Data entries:

↓

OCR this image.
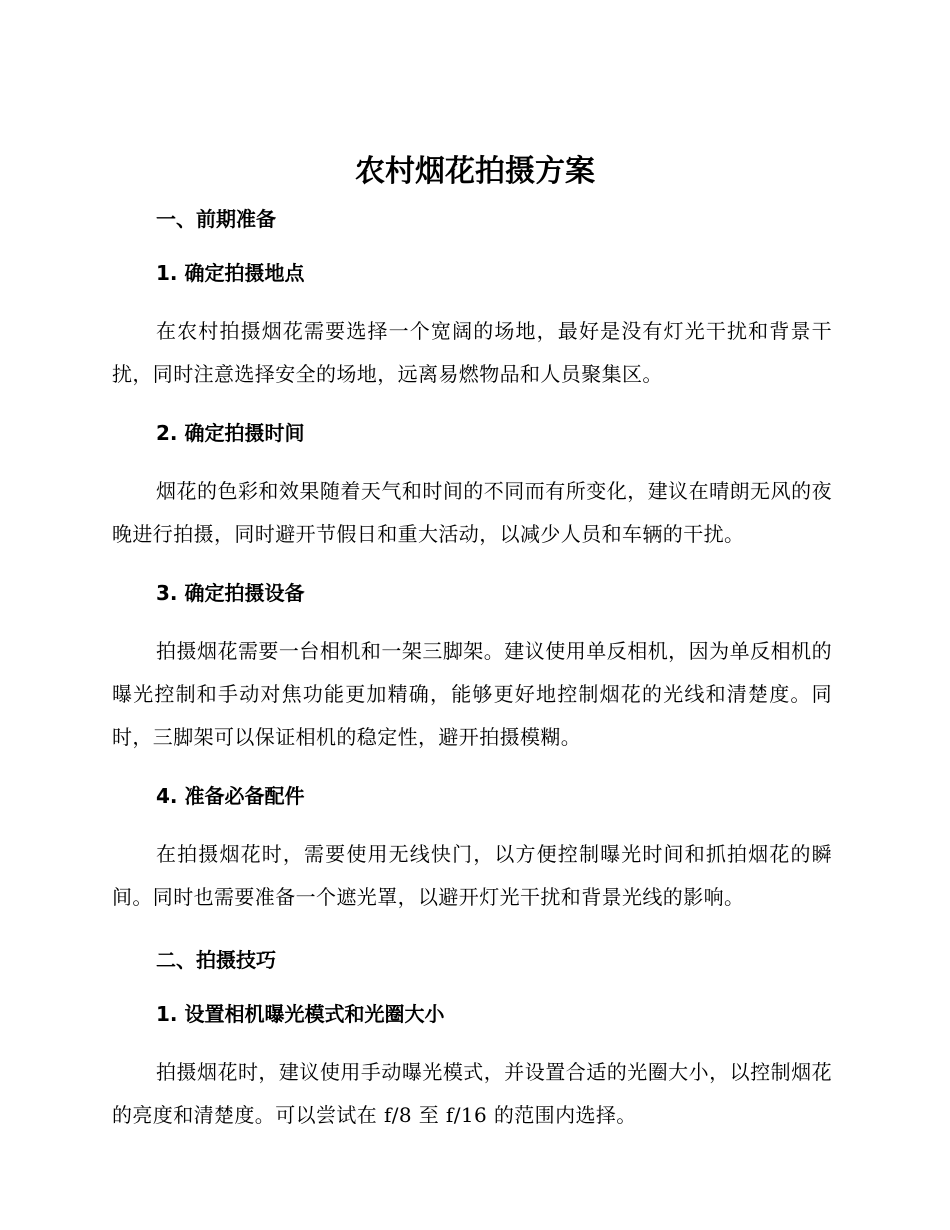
农村烟花拍摄方案
一、前期准备
1. 确定拍摄地点

在农村拍摄烟花需要选择一个宽阔的场地，最好是没有灯光干扰和背景干扰，同时注意选择安全的场地，远离易燃物品和人员聚集区。

2. 确定拍摄时间

烟花的色彩和效果随着天气和时间的不同而有所变化，建议在晴朗无风的夜晚进行拍摄，同时避开节假日和重大活动，以减少人员和车辆的干扰。

3. 确定拍摄设备

拍摄烟花需要一台相机和一架三脚架。建议使用单反相机，因为单反相机的曝光控制和手动对焦功能更加精确，能够更好地控制烟花的光线和清楚度。同时，三脚架可以保证相机的稳定性，避开拍摄模糊。

4. 准备必备配件

在拍摄烟花时，需要使用无线快门，以方便控制曝光时间和抓拍烟花的瞬间。同时也需要准备一个遮光罩，以避开灯光干扰和背景光线的影响。

二、拍摄技巧
1. 设置相机曝光模式和光圈大小

拍摄烟花时，建议使用手动曝光模式，并设置合适的光圈大小，以控制烟花的亮度和清楚度。可以尝试在 f/8 至 f/16 的范围内选择。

↑

BRIEF.
From the records given above, reproduce all text exactly and exclude each picture.

RESPONSE TO THE EXERCISE.
OCR this image.
农村烟花拍摄方案
一、前期准备
1. 确定拍摄地点

在农村拍摄烟花需要选择一个宽阔的场地，最好是没有灯光干扰和背景干扰，同时注意选择安全的场地，远离易燃物品和人员聚集区。

2. 确定拍摄时间

烟花的色彩和效果随着天气和时间的不同而有所变化，建议在晴朗无风的夜晚进行拍摄，同时避开节假日和重大活动，以减少人员和车辆的干扰。

3. 确定拍摄设备

拍摄烟花需要一台相机和一架三脚架。建议使用单反相机，因为单反相机的曝光控制和手动对焦功能更加精确，能够更好地控制烟花的光线和清楚度。同时，三脚架可以保证相机的稳定性，避开拍摄模糊。

4. 准备必备配件

在拍摄烟花时，需要使用无线快门，以方便控制曝光时间和抓拍烟花的瞬间。同时也需要准备一个遮光罩，以避开灯光干扰和背景光线的影响。

二、拍摄技巧
1. 设置相机曝光模式和光圈大小

拍摄烟花时，建议使用手动曝光模式，并设置合适的光圈大小，以控制烟花的亮度和清楚度。可以尝试在 f/8 至 f/16 的范围内选择。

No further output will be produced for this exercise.